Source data

□ □ □ □ □ □ □

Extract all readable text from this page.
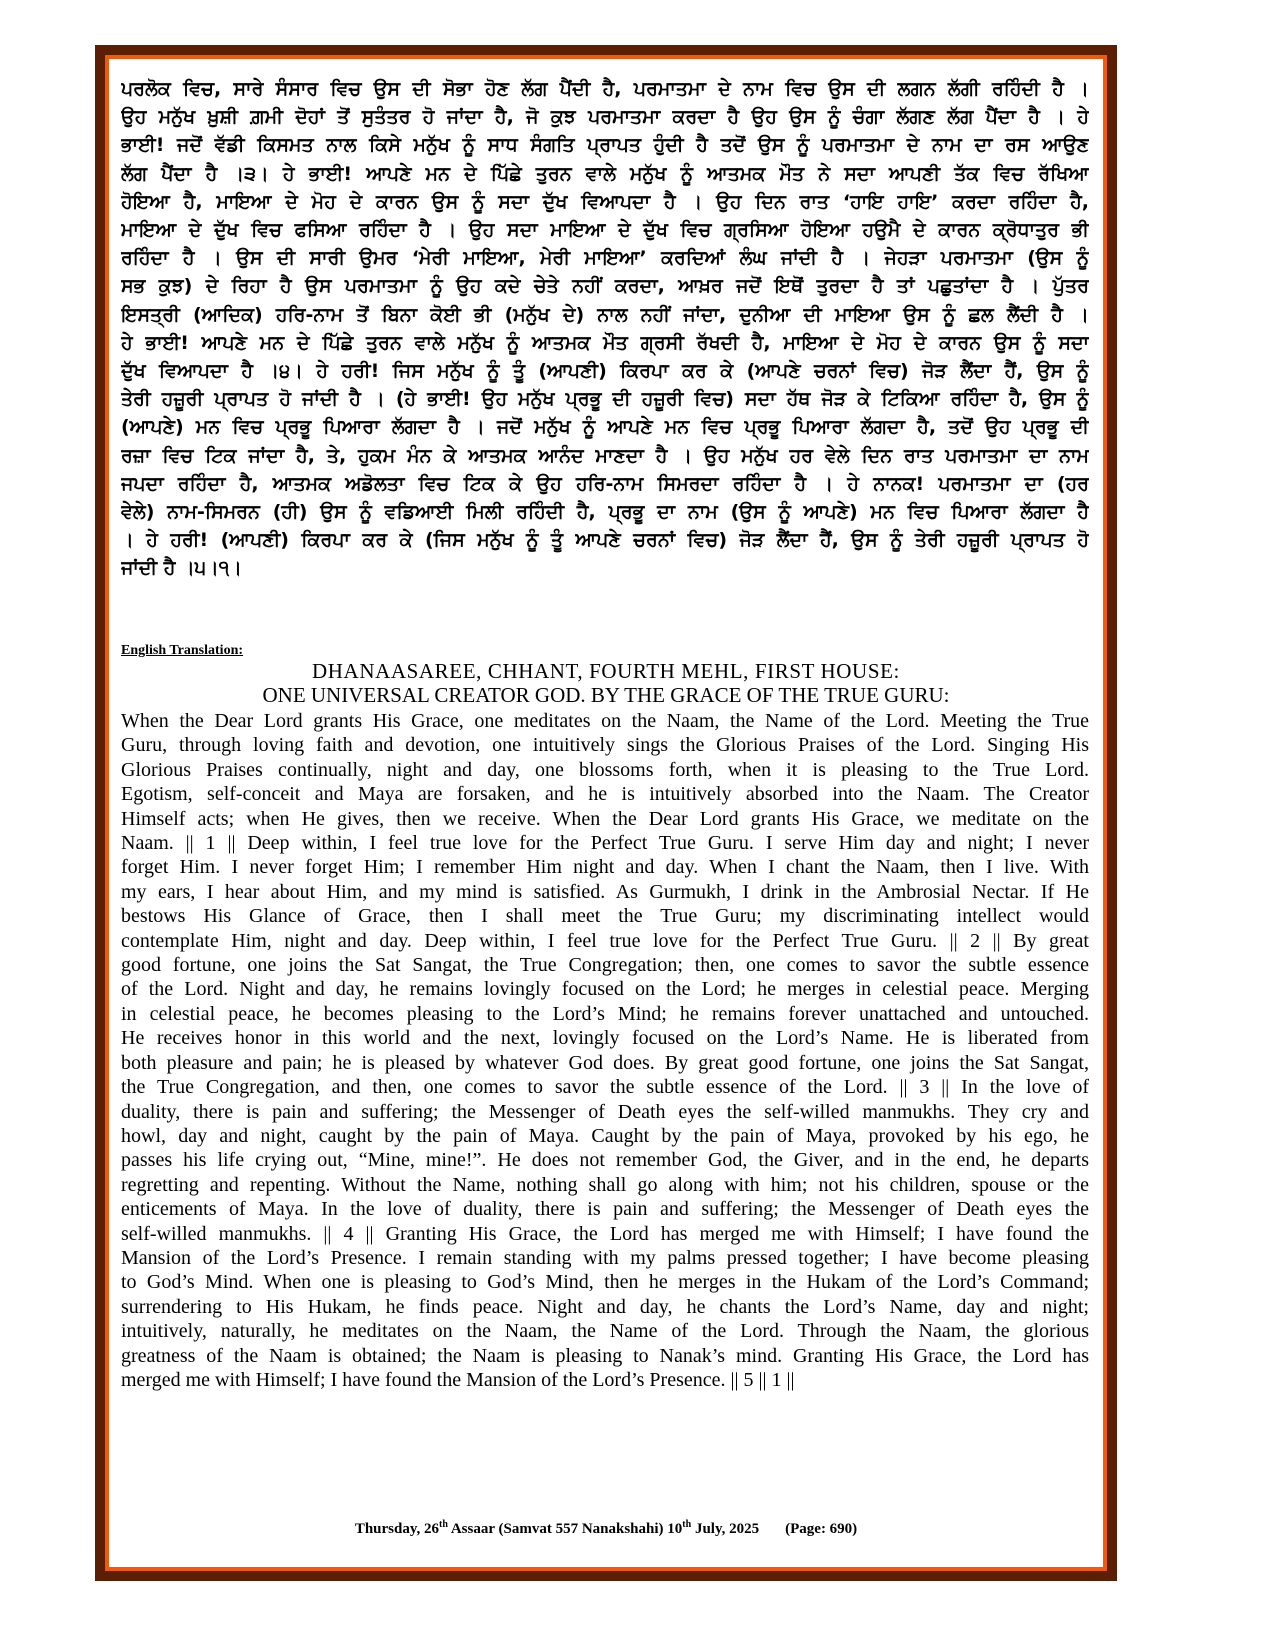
ਪਰਲੋਕ ਵਿਚ, ਸਾਰੇ ਸੰਸਾਰ ਵਿਚ ਉਸ ਦੀ ਸੋਭਾ ਹੋਣ ਲੱਗ ਪੈਂਦੀ ਹੈ, ਪਰਮਾਤਮਾ ਦੇ ਨਾਮ ਵਿਚ ਉਸ ਦੀ ਲਗਨ ਲੱਗੀ ਰਹਿੰਦੀ ਹੈ ।
ਉਹ ਮਨੁੱਖ ਖ਼ੁਸ਼ੀ ਗ਼ਮੀ ਦੋਹਾਂ ਤੋਂ ਸੁਤੰਤਰ ਹੋ ਜਾਂਦਾ ਹੈ, ਜੋ ਕੁਝ ਪਰਮਾਤਮਾ ਕਰਦਾ ਹੈ ਉਹ ਉਸ ਨੂੰ ਚੰਗਾ ਲੱਗਣ ਲੱਗ ਪੈਂਦਾ ਹੈ । ਹੇ
ਭਾਈ! ਜਦੋਂ ਵੱਡੀ ਕਿਸਮਤ ਨਾਲ ਕਿਸੇ ਮਨੁੱਖ ਨੂੰ ਸਾਧ ਸੰਗਤਿ ਪ੍ਰਾਪਤ ਹੁੰਦੀ ਹੈ ਤਦੋਂ ਉਸ ਨੂੰ ਪਰਮਾਤਮਾ ਦੇ ਨਾਮ ਦਾ ਰਸ ਆਉਣ
ਲੱਗ ਪੈਂਦਾ ਹੈ ।੩। ਹੇ ਭਾਈ! ਆਪਣੇ ਮਨ ਦੇ ਪਿੱਛੇ ਤੁਰਨ ਵਾਲੇ ਮਨੁੱਖ ਨੂੰ ਆਤਮਕ ਮੌਤ ਨੇ ਸਦਾ ਆਪਣੀ ਤੱਕ ਵਿਚ ਰੱਖਿਆ
ਹੋਇਆ ਹੈ, ਮਾਇਆ ਦੇ ਮੋਹ ਦੇ ਕਾਰਨ ਉਸ ਨੂੰ ਸਦਾ ਦੁੱਖ ਵਿਆਪਦਾ ਹੈ । ਉਹ ਦਿਨ ਰਾਤ ‘ਹਾਇ ਹਾਇ’ ਕਰਦਾ ਰਹਿੰਦਾ ਹੈ,
ਮਾਇਆ ਦੇ ਦੁੱਖ ਵਿਚ ਫਸਿਆ ਰਹਿੰਦਾ ਹੈ । ਉਹ ਸਦਾ ਮਾਇਆ ਦੇ ਦੁੱਖ ਵਿਚ ਗ੍ਰਸਿਆ ਹੋਇਆ ਹਉਮੈ ਦੇ ਕਾਰਨ ਕ੍ਰੋਧਾਤੁਰ ਭੀ
ਰਹਿੰਦਾ ਹੈ । ਉਸ ਦੀ ਸਾਰੀ ਉਮਰ ‘ਮੇਰੀ ਮਾਇਆ, ਮੇਰੀ ਮਾਇਆ’ ਕਰਦਿਆਂ ਲੰਘ ਜਾਂਦੀ ਹੈ । ਜੇਹੜਾ ਪਰਮਾਤਮਾ (ਉਸ ਨੂੰ
ਸਭ ਕੁਝ) ਦੇ ਰਿਹਾ ਹੈ ਉਸ ਪਰਮਾਤਮਾ ਨੂੰ ਉਹ ਕਦੇ ਚੇਤੇ ਨਹੀਂ ਕਰਦਾ, ਆਖ਼ਰ ਜਦੋਂ ਇਥੋਂ ਤੁਰਦਾ ਹੈ ਤਾਂ ਪਛੁਤਾਂਦਾ ਹੈ । ਪੁੱਤਰ
ਇਸਤ੍ਰੀ (ਆਦਿਕ) ਹਰਿ-ਨਾਮ ਤੋਂ ਬਿਨਾ ਕੋਈ ਭੀ (ਮਨੁੱਖ ਦੇ) ਨਾਲ ਨਹੀਂ ਜਾਂਦਾ, ਦੁਨੀਆ ਦੀ ਮਾਇਆ ਉਸ ਨੂੰ ਛਲ ਲੈਂਦੀ ਹੈ ।
ਹੇ ਭਾਈ! ਆਪਣੇ ਮਨ ਦੇ ਪਿੱਛੇ ਤੁਰਨ ਵਾਲੇ ਮਨੁੱਖ ਨੂੰ ਆਤਮਕ ਮੌਤ ਗ੍ਰਸੀ ਰੱਖਦੀ ਹੈ, ਮਾਇਆ ਦੇ ਮੋਹ ਦੇ ਕਾਰਨ ਉਸ ਨੂੰ ਸਦਾ
ਦੁੱਖ ਵਿਆਪਦਾ ਹੈ ।੪। ਹੇ ਹਰੀ! ਜਿਸ ਮਨੁੱਖ ਨੂੰ ਤੂੰ (ਆਪਣੀ) ਕਿਰਪਾ ਕਰ ਕੇ (ਆਪਣੇ ਚਰਨਾਂ ਵਿਚ) ਜੋੜ ਲੈਂਦਾ ਹੈਂ, ਉਸ ਨੂੰ
ਤੇਰੀ ਹਜ਼ੂਰੀ ਪ੍ਰਾਪਤ ਹੋ ਜਾਂਦੀ ਹੈ । (ਹੇ ਭਾਈ! ਉਹ ਮਨੁੱਖ ਪ੍ਰਭੂ ਦੀ ਹਜ਼ੂਰੀ ਵਿਚ) ਸਦਾ ਹੱਥ ਜੋੜ ਕੇ ਟਿਕਿਆ ਰਹਿੰਦਾ ਹੈ, ਉਸ ਨੂੰ
(ਆਪਣੇ) ਮਨ ਵਿਚ ਪ੍ਰਭੂ ਪਿਆਰਾ ਲੱਗਦਾ ਹੈ । ਜਦੋਂ ਮਨੁੱਖ ਨੂੰ ਆਪਣੇ ਮਨ ਵਿਚ ਪ੍ਰਭੂ ਪਿਆਰਾ ਲੱਗਦਾ ਹੈ, ਤਦੋਂ ਉਹ ਪ੍ਰਭੂ ਦੀ
ਰਜ਼ਾ ਵਿਚ ਟਿਕ ਜਾਂਦਾ ਹੈ, ਤੇ, ਹੁਕਮ ਮੰਨ ਕੇ ਆਤਮਕ ਆਨੰਦ ਮਾਣਦਾ ਹੈ । ਉਹ ਮਨੁੱਖ ਹਰ ਵੇਲੇ ਦਿਨ ਰਾਤ ਪਰਮਾਤਮਾ ਦਾ ਨਾਮ
ਜਪਦਾ ਰਹਿੰਦਾ ਹੈ, ਆਤਮਕ ਅਡੋਲਤਾ ਵਿਚ ਟਿਕ ਕੇ ਉਹ ਹਰਿ-ਨਾਮ ਸਿਮਰਦਾ ਰਹਿੰਦਾ ਹੈ । ਹੇ ਨਾਨਕ! ਪਰਮਾਤਮਾ ਦਾ (ਹਰ
ਵੇਲੇ) ਨਾਮ-ਸਿਮਰਨ (ਹੀ) ਉਸ ਨੂੰ ਵਡਿਆਈ ਮਿਲੀ ਰਹਿੰਦੀ ਹੈ, ਪ੍ਰਭੂ ਦਾ ਨਾਮ (ਉਸ ਨੂੰ ਆਪਣੇ) ਮਨ ਵਿਚ ਪਿਆਰਾ ਲੱਗਦਾ ਹੈ
। ਹੇ ਹਰੀ! (ਆਪਣੀ) ਕਿਰਪਾ ਕਰ ਕੇ (ਜਿਸ ਮਨੁੱਖ ਨੂੰ ਤੂੰ ਆਪਣੇ ਚਰਨਾਂ ਵਿਚ) ਜੋੜ ਲੈਂਦਾ ਹੈਂ, ਉਸ ਨੂੰ ਤੇਰੀ ਹਜ਼ੂਰੀ ਪ੍ਰਾਪਤ ਹੋ
ਜਾਂਦੀ ਹੈ ।੫।੧।
English Translation:
DHANAASAREE, CHHANT, FOURTH MEHL, FIRST HOUSE:
ONE UNIVERSAL CREATOR GOD. BY THE GRACE OF THE TRUE GURU:
When the Dear Lord grants His Grace, one meditates on the Naam, the Name of the Lord. Meeting the True
Guru, through loving faith and devotion, one intuitively sings the Glorious Praises of the Lord. Singing His
Glorious Praises continually, night and day, one blossoms forth, when it is pleasing to the True Lord.
Egotism, self-conceit and Maya are forsaken, and he is intuitively absorbed into the Naam. The Creator
Himself acts; when He gives, then we receive. When the Dear Lord grants His Grace, we meditate on the
Naam. || 1 || Deep within, I feel true love for the Perfect True Guru. I serve Him day and night; I never
forget Him. I never forget Him; I remember Him night and day. When I chant the Naam, then I live. With
my ears, I hear about Him, and my mind is satisfied. As Gurmukh, I drink in the Ambrosial Nectar. If He
bestows His Glance of Grace, then I shall meet the True Guru; my discriminating intellect would
contemplate Him, night and day. Deep within, I feel true love for the Perfect True Guru. || 2 || By great
good fortune, one joins the Sat Sangat, the True Congregation; then, one comes to savor the subtle essence
of the Lord. Night and day, he remains lovingly focused on the Lord; he merges in celestial peace. Merging
in celestial peace, he becomes pleasing to the Lord’s Mind; he remains forever unattached and untouched.
He receives honor in this world and the next, lovingly focused on the Lord’s Name. He is liberated from
both pleasure and pain; he is pleased by whatever God does. By great good fortune, one joins the Sat Sangat,
the True Congregation, and then, one comes to savor the subtle essence of the Lord. || 3 || In the love of
duality, there is pain and suffering; the Messenger of Death eyes the self-willed manmukhs. They cry and
howl, day and night, caught by the pain of Maya. Caught by the pain of Maya, provoked by his ego, he
passes his life crying out, “Mine, mine!”. He does not remember God, the Giver, and in the end, he departs
regretting and repenting. Without the Name, nothing shall go along with him; not his children, spouse or the
enticements of Maya. In the love of duality, there is pain and suffering; the Messenger of Death eyes the
self-willed manmukhs. || 4 || Granting His Grace, the Lord has merged me with Himself; I have found the
Mansion of the Lord’s Presence. I remain standing with my palms pressed together; I have become pleasing
to God’s Mind. When one is pleasing to God’s Mind, then he merges in the Hukam of the Lord’s Command;
surrendering to His Hukam, he finds peace. Night and day, he chants the Lord’s Name, day and night;
intuitively, naturally, he meditates on the Naam, the Name of the Lord. Through the Naam, the glorious
greatness of the Naam is obtained; the Naam is pleasing to Nanak’s mind. Granting His Grace, the Lord has
merged me with Himself; I have found the Mansion of the Lord’s Presence. || 5 || 1 ||
Thursday, 26th Assaar (Samvat 557 Nanakshahi) 10th July, 2025 (Page: 690)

□ □ □ □ □ □ □

-- Work required --
From the entries above, return each line with the word "remains" in it.

-- The answer --
of the Lord. Night and day, he remains lovingly focused on the Lord; he merges in celestial peace. Merging
in celestial peace, he becomes pleasing to the Lord’s Mind; he remains forever unattached and untouched.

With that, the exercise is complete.